REQUIRED WORK: Return the listing below in full, with every line exactly as it is.

▼▼▼

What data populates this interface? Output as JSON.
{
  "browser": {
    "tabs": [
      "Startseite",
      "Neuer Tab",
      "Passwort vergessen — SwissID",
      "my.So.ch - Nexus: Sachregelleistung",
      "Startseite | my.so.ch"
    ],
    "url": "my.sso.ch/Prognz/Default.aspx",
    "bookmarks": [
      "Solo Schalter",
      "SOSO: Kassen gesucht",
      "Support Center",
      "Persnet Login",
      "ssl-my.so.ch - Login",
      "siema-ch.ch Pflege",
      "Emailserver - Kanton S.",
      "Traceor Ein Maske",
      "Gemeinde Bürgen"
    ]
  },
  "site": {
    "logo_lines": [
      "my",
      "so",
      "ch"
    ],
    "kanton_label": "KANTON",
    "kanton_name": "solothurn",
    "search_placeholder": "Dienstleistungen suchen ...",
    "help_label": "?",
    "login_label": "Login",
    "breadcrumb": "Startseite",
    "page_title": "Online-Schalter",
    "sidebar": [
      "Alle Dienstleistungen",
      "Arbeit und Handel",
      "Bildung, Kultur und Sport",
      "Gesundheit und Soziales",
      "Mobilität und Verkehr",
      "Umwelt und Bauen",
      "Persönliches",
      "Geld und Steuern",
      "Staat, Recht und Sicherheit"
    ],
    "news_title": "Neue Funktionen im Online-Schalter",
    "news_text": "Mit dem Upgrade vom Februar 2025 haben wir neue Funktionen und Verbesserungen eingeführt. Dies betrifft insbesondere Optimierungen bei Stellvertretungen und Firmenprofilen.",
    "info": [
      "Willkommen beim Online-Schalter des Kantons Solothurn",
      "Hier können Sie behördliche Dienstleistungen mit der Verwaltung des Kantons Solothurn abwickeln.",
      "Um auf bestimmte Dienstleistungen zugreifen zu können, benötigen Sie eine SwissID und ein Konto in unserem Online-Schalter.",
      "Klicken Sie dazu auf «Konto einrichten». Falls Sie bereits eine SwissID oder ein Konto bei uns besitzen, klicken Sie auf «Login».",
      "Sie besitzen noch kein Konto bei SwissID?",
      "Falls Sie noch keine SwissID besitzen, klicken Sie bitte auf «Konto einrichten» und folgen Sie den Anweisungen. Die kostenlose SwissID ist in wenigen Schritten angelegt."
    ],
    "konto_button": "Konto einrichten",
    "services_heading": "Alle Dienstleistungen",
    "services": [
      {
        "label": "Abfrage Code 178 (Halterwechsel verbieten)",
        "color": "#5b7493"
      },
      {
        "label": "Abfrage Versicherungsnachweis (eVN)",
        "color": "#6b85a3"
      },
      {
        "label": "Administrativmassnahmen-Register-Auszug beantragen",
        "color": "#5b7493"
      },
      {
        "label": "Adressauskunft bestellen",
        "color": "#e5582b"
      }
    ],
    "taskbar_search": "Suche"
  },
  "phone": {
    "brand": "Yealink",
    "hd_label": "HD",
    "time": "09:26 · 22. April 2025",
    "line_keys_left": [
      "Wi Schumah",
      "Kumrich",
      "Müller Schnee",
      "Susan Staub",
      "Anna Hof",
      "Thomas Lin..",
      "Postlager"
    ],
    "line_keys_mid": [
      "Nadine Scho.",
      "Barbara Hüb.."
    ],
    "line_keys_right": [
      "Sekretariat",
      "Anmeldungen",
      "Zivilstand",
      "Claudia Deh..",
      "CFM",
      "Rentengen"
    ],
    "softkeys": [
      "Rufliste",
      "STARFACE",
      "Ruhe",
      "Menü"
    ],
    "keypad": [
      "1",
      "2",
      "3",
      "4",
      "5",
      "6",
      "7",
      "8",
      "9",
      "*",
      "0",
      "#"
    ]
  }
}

▲▲▲

EXERCISE OUTPUT:
What data populates this interface? Output as JSON.
{
  "browser": {
    "tabs": [
      "Startseite",
      "Neuer Tab",
      "Passwort vergessen — SwissID",
      "my.So.ch - Nexus: Sachregelleistung",
      "Startseite | my.so.ch"
    ],
    "url": "my.sso.ch/Prognz/Default.aspx",
    "bookmarks": [
      "Solo Schalter",
      "SOSO: Kassen gesucht",
      "Support Center",
      "Persnet Login",
      "ssl-my.so.ch - Login",
      "siema-ch.ch Pflege",
      "Emailserver - Kanton S.",
      "Traceor Ein Maske",
      "Gemeinde Bürgen"
    ]
  },
  "site": {
    "logo_lines": [
      "my",
      "so",
      "ch"
    ],
    "kanton_label": "KANTON",
    "kanton_name": "solothurn",
    "search_placeholder": "Dienstleistungen suchen ...",
    "help_label": "?",
    "login_label": "Login",
    "breadcrumb": "Startseite",
    "page_title": "Online-Schalter",
    "sidebar": [
      "Alle Dienstleistungen",
      "Arbeit und Handel",
      "Bildung, Kultur und Sport",
      "Gesundheit und Soziales",
      "Mobilität und Verkehr",
      "Umwelt und Bauen",
      "Persönliches",
      "Geld und Steuern",
      "Staat, Recht und Sicherheit"
    ],
    "news_title": "Neue Funktionen im Online-Schalter",
    "news_text": "Mit dem Upgrade vom Februar 2025 haben wir neue Funktionen und Verbesserungen eingeführt. Dies betrifft insbesondere Optimierungen bei Stellvertretungen und Firmenprofilen.",
    "info": [
      "Willkommen beim Online-Schalter des Kantons Solothurn",
      "Hier können Sie behördliche Dienstleistungen mit der Verwaltung des Kantons Solothurn abwickeln.",
      "Um auf bestimmte Dienstleistungen zugreifen zu können, benötigen Sie eine SwissID und ein Konto in unserem Online-Schalter.",
      "Klicken Sie dazu auf «Konto einrichten». Falls Sie bereits eine SwissID oder ein Konto bei uns besitzen, klicken Sie auf «Login».",
      "Sie besitzen noch kein Konto bei SwissID?",
      "Falls Sie noch keine SwissID besitzen, klicken Sie bitte auf «Konto einrichten» und folgen Sie den Anweisungen. Die kostenlose SwissID ist in wenigen Schritten angelegt."
    ],
    "konto_button": "Konto einrichten",
    "services_heading": "Alle Dienstleistungen",
    "services": [
      {
        "label": "Abfrage Code 178 (Halterwechsel verbieten)",
        "color": "#5b7493"
      },
      {
        "label": "Abfrage Versicherungsnachweis (eVN)",
        "color": "#6b85a3"
      },
      {
        "label": "Administrativmassnahmen-Register-Auszug beantragen",
        "color": "#5b7493"
      },
      {
        "label": "Adressauskunft bestellen",
        "color": "#e5582b"
      }
    ],
    "taskbar_search": "Suche"
  },
  "phone": {
    "brand": "Yealink",
    "hd_label": "HD",
    "time": "09:26 · 22. April 2025",
    "line_keys_left": [
      "Wi Schumah",
      "Kumrich",
      "Müller Schnee",
      "Susan Staub",
      "Anna Hof",
      "Thomas Lin..",
      "Postlager"
    ],
    "line_keys_mid": [
      "Nadine Scho.",
      "Barbara Hüb.."
    ],
    "line_keys_right": [
      "Sekretariat",
      "Anmeldungen",
      "Zivilstand",
      "Claudia Deh..",
      "CFM",
      "Rentengen"
    ],
    "softkeys": [
      "Rufliste",
      "STARFACE",
      "Ruhe",
      "Menü"
    ],
    "keypad": [
      "1",
      "2",
      "3",
      "4",
      "5",
      "6",
      "7",
      "8",
      "9",
      "*",
      "0",
      "#"
    ]
  }
}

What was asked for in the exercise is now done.